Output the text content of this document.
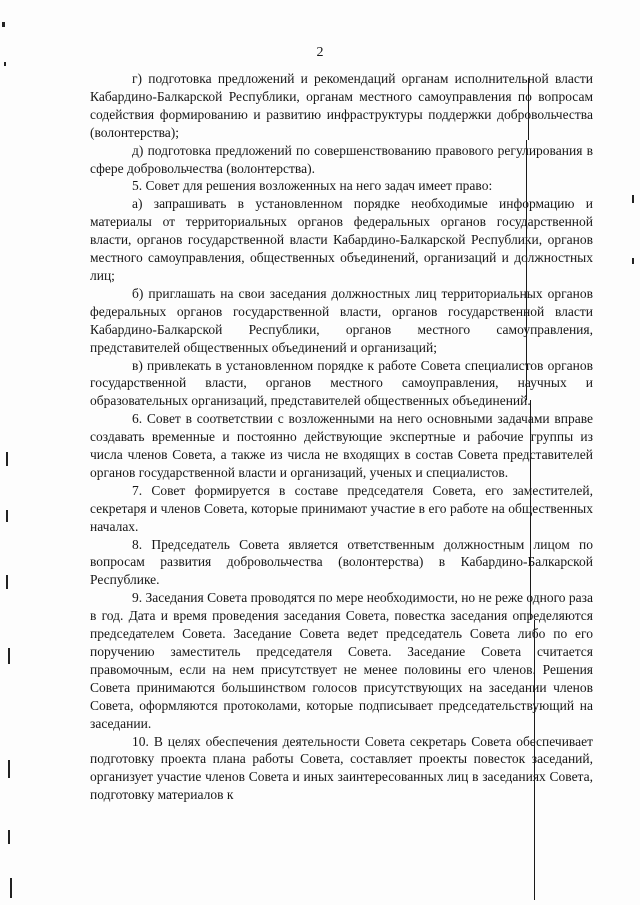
2

г) подготовка предложений и рекомендаций органам исполнительной власти Кабардино-Балкарской Республики, органам местного самоуправления по вопросам содействия формированию и развитию инфраструктуры поддержки добровольчества (волонтерства);

д) подготовка предложений по совершенствованию правового регулирования в сфере добровольчества (волонтерства).

5. Совет для решения возложенных на него задач имеет право:

а) запрашивать в установленном порядке необходимые информацию и материалы от территориальных органов федеральных органов государственной власти, органов государственной власти Кабардино-Балкарской Республики, органов местного самоуправления, общественных объединений, организаций и должностных лиц;

б) приглашать на свои заседания должностных лиц территориальных органов федеральных органов государственной власти, органов государственной власти Кабардино-Балкарской Республики, органов местного самоуправления, представителей общественных объединений и организаций;

в) привлекать в установленном порядке к работе Совета специалистов органов государственной власти, органов местного самоуправления, научных и образовательных организаций, представителей общественных объединений.

6. Совет в соответствии с возложенными на него основными задачами вправе создавать временные и постоянно действующие экспертные и рабочие группы из числа членов Совета, а также из числа не входящих в состав Совета представителей органов государственной власти и организаций, ученых и специалистов.

7. Совет формируется в составе председателя Совета, его заместителей, секретаря и членов Совета, которые принимают участие в его работе на общественных началах.

8. Председатель Совета является ответственным должностным лицом по вопросам развития добровольчества (волонтерства) в Кабардино-Балкарской Республике.

9. Заседания Совета проводятся по мере необходимости, но не реже одного раза в год. Дата и время проведения заседания Совета, повестка заседания определяются председателем Совета. Заседание Совета ведет председатель Совета либо по его поручению заместитель председателя Совета. Заседание Совета считается правомочным, если на нем присутствует не менее половины его членов. Решения Совета принимаются большинством голосов присутствующих на заседании членов Совета, оформляются протоколами, которые подписывает председательствующий на заседании.

10. В целях обеспечения деятельности Совета секретарь Совета обеспечивает подготовку проекта плана работы Совета, составляет проекты повесток заседаний, организует участие членов Совета и иных заинтересованных лиц в заседаниях Совета, подготовку материалов к
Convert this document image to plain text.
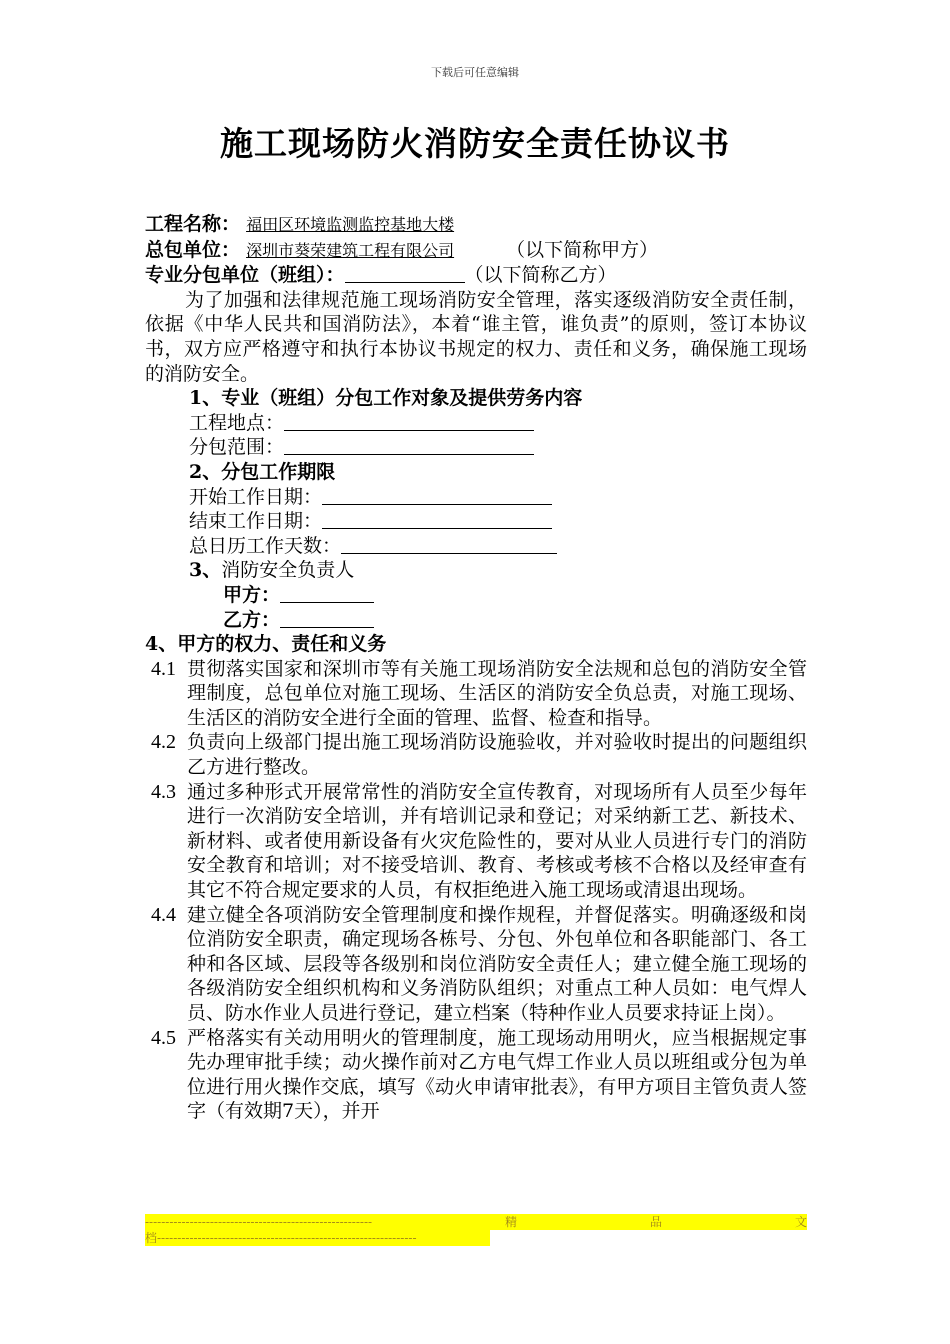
下载后可任意编辑
施工现场防火消防安全责任协议书
工程名称： 福田区环境监测监控基地大楼
总包单位： 深圳市葵荣建筑工程有限公司	（以下简称甲方）
专业分包单位（班组）：	（以下简称乙方）

为了加强和法律规范施工现场消防安全管理，落实逐级消防安全责任制，依据《中华人民共和国消防法》，本着“谁主管，谁负责”的原则，签订本协议书，双方应严格遵守和执行本协议书规定的权力、责任和义务，确保施工现场的消防安全。

1、专业（班组）分包工作对象及提供劳务内容
工程地点：
分包范围：
2、分包工作期限
开始工作日期：
结束工作日期：
总日历工作天数：
3、消防安全负责人
甲方：
乙方：
4、甲方的权力、责任和义务
4.1 贯彻落实国家和深圳市等有关施工现场消防安全法规和总包的消防安全管理制度，总包单位对施工现场、生活区的消防安全负总责，对施工现场、生活区的消防安全进行全面的管理、监督、检查和指导。
4.2 负责向上级部门提出施工现场消防设施验收，并对验收时提出的问题组织乙方进行整改。
4.3 通过多种形式开展常常性的消防安全宣传教育，对现场所有人员至少每年进行一次消防安全培训，并有培训记录和登记；对采纳新工艺、新技术、新材料、或者使用新设备有火灾危险性的，要对从业人员进行专门的消防安全教育和培训；对不接受培训、教育、考核或考核不合格以及经审查有其它不符合规定要求的人员，有权拒绝进入施工现场或清退出现场。
4.4 建立健全各项消防安全管理制度和操作规程，并督促落实。明确逐级和岗位消防安全职责，确定现场各栋号、分包、外包单位和各职能部门、各工种和各区域、层段等各级别和岗位消防安全责任人；建立健全施工现场的各级消防安全组织机构和义务消防队组织；对重点工种人员如：电气焊人员、防水作业人员进行登记，建立档案（特种作业人员要求持证上岗）。
4.5 严格落实有关动用明火的管理制度，施工现场动用明火，应当根据规定事先办理审批手续；动火操作前对乙方电气焊工作业人员以班组或分包为单位进行用火操作交底，填写《动火申请审批表》，有甲方项目主管负责人签字（有效期7天），并开
--------------------------------------------------------	精	品	文
档----------------------------------------------------------------
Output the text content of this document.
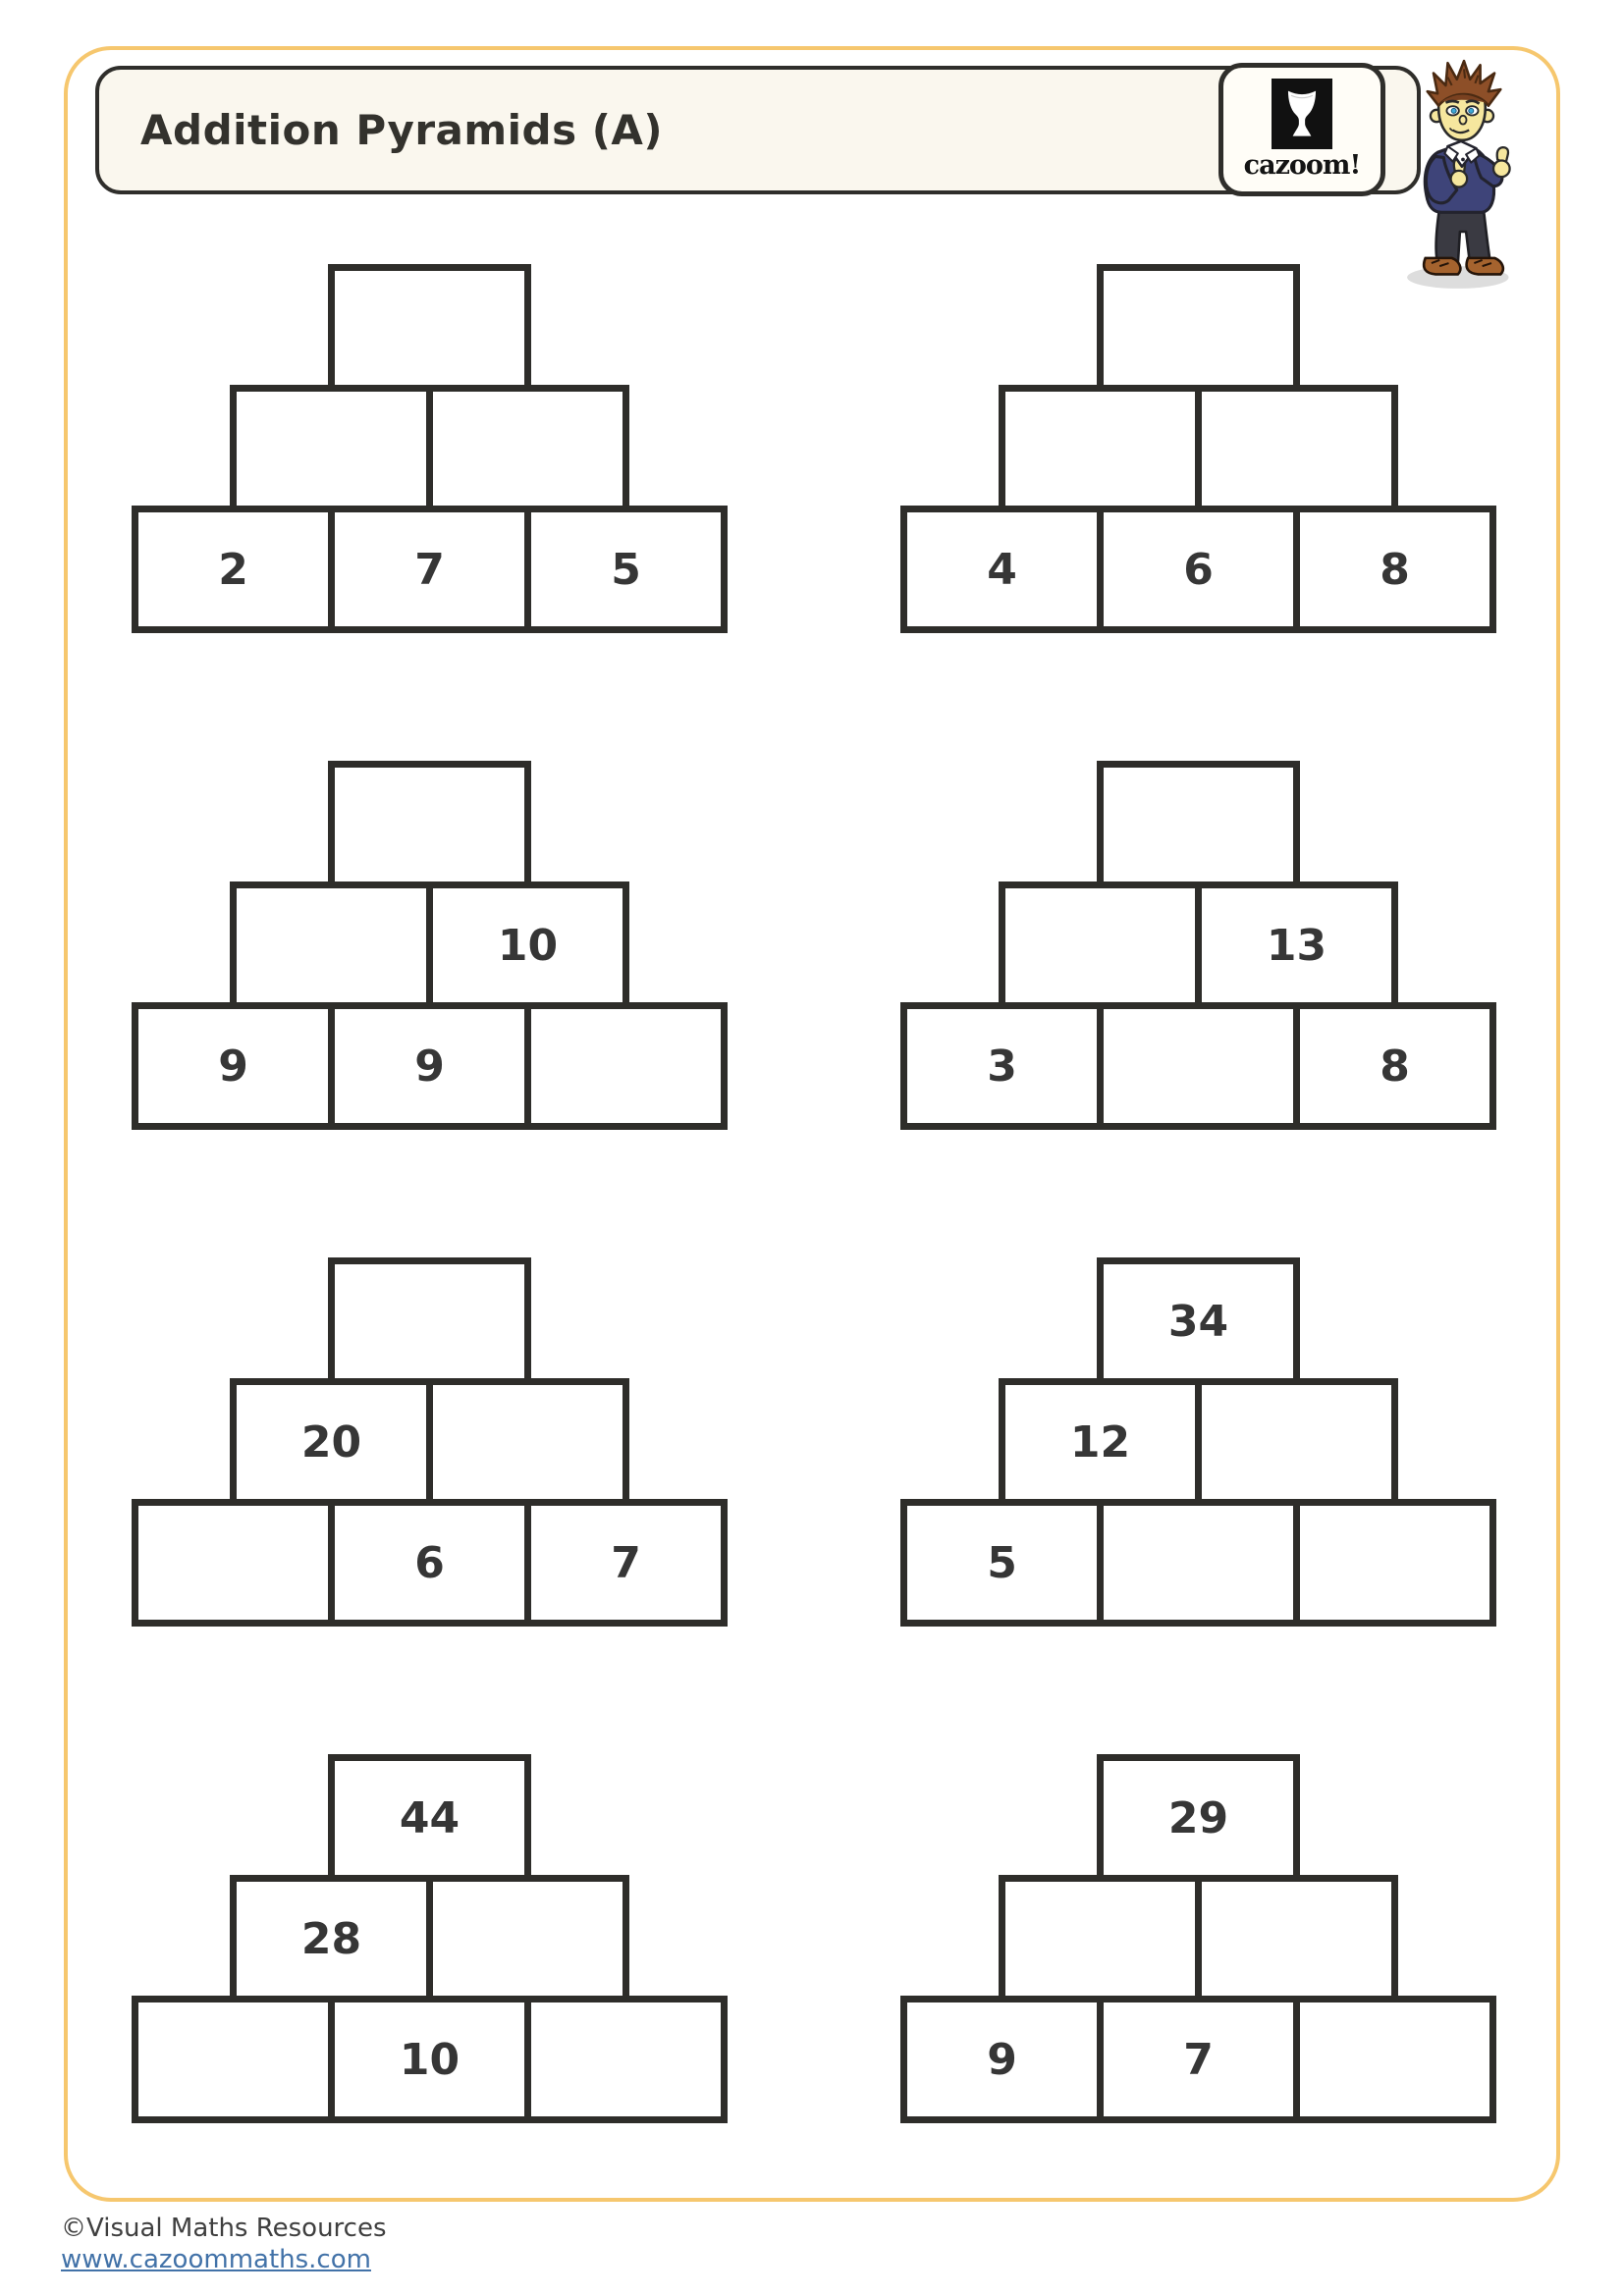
Addition Pyramids (A)
cazoom!
2	7	5	4	6	8
10
9	9
13
3	8
20
6	7
34
12
5
44
28
10
29
9	7
©Visual Maths Resources
www.cazoommaths.com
^^^^
**SET TASK:** Write the records out again in full, exactly, and skip every picture.

**RESPONSE TO THIS TASK:**
Output the text content of this document.
2

г) подготовка предложений и рекомендаций органам исполнительной власти Кабардино-Балкарской Республики, органам местного самоуправления по вопросам содействия формированию и развитию инфраструктуры поддержки добровольчества (волонтерства);

д) подготовка предложений по совершенствованию правового регулирования в сфере добровольчества (волонтерства).

5. Совет для решения возложенных на него задач имеет право:

а) запрашивать в установленном порядке необходимые информацию и материалы от территориальных органов федеральных органов государственной власти, органов государственной власти Кабардино-Балкарской Республики, органов местного самоуправления, общественных объединений, организаций и должностных лиц;

б) приглашать на свои заседания должностных лиц территориальных органов федеральных органов государственной власти, органов государственной власти Кабардино-Балкарской Республики, органов местного самоуправления, представителей общественных объединений и организаций;

в) привлекать в установленном порядке к работе Совета специалистов органов государственной власти, органов местного самоуправления, научных и образовательных организаций, представителей общественных объединений.

6. Совет в соответствии с возложенными на него основными задачами вправе создавать временные и постоянно действующие экспертные и рабочие группы из числа членов Совета, а также из числа не входящих в состав Совета представителей органов государственной власти и организаций, ученых и специалистов.

7. Совет формируется в составе председателя Совета, его заместителей, секретаря и членов Совета, которые принимают участие в его работе на общественных началах.

8. Председатель Совета является ответственным должностным лицом по вопросам развития добровольчества (волонтерства) в Кабардино-Балкарской Республике.

9. Заседания Совета проводятся по мере необходимости, но не реже одного раза в год. Дата и время проведения заседания Совета, повестка заседания определяются председателем Совета. Заседание Совета ведет председатель Совета либо по его поручению заместитель председателя Совета. Заседание Совета считается правомочным, если на нем присутствует не менее половины его членов. Решения Совета принимаются большинством голосов присутствующих на заседании членов Совета, оформляются протоколами, которые подписывает председательствующий на заседании.

10. В целях обеспечения деятельности Совета секретарь Совета обеспечивает подготовку проекта плана работы Совета, составляет проекты повесток заседаний, организует участие членов Совета и иных заинтересованных лиц в заседаниях Совета, подготовку материалов к
Convert this document image to plain text.
下载后可任意编辑
施工现场防火消防安全责任协议书
工程名称： 福田区环境监测监控基地大楼
总包单位： 深圳市葵荣建筑工程有限公司	（以下简称甲方）
专业分包单位（班组）：	（以下简称乙方）

为了加强和法律规范施工现场消防安全管理，落实逐级消防安全责任制，依据《中华人民共和国消防法》，本着“谁主管，谁负责”的原则，签订本协议书，双方应严格遵守和执行本协议书规定的权力、责任和义务，确保施工现场的消防安全。

1、专业（班组）分包工作对象及提供劳务内容
工程地点：
分包范围：
2、分包工作期限
开始工作日期：
结束工作日期：
总日历工作天数：
3、消防安全负责人
甲方：
乙方：
4、甲方的权力、责任和义务
4.1 贯彻落实国家和深圳市等有关施工现场消防安全法规和总包的消防安全管理制度，总包单位对施工现场、生活区的消防安全负总责，对施工现场、生活区的消防安全进行全面的管理、监督、检查和指导。
4.2 负责向上级部门提出施工现场消防设施验收，并对验收时提出的问题组织乙方进行整改。
4.3 通过多种形式开展常常性的消防安全宣传教育，对现场所有人员至少每年进行一次消防安全培训，并有培训记录和登记；对采纳新工艺、新技术、新材料、或者使用新设备有火灾危险性的，要对从业人员进行专门的消防安全教育和培训；对不接受培训、教育、考核或考核不合格以及经审查有其它不符合规定要求的人员，有权拒绝进入施工现场或清退出现场。
4.4 建立健全各项消防安全管理制度和操作规程，并督促落实。明确逐级和岗位消防安全职责，确定现场各栋号、分包、外包单位和各职能部门、各工种和各区域、层段等各级别和岗位消防安全责任人；建立健全施工现场的各级消防安全组织机构和义务消防队组织；对重点工种人员如：电气焊人员、防水作业人员进行登记，建立档案（特种作业人员要求持证上岗）。
4.5 严格落实有关动用明火的管理制度，施工现场动用明火，应当根据规定事先办理审批手续；动火操作前对乙方电气焊工作业人员以班组或分包为单位进行用火操作交底，填写《动火申请审批表》，有甲方项目主管负责人签字（有效期7天），并开
--------------------------------------------------------	精	品	文
档----------------------------------------------------------------
Output the text content of this document.
Addition Pyramids (A)
cazoom!
2	7	5	4	6	8
10
9	9
13
3	8
20
6	7
34
12
5
44
28
10
29
9	7
©Visual Maths Resources
www.cazoommaths.com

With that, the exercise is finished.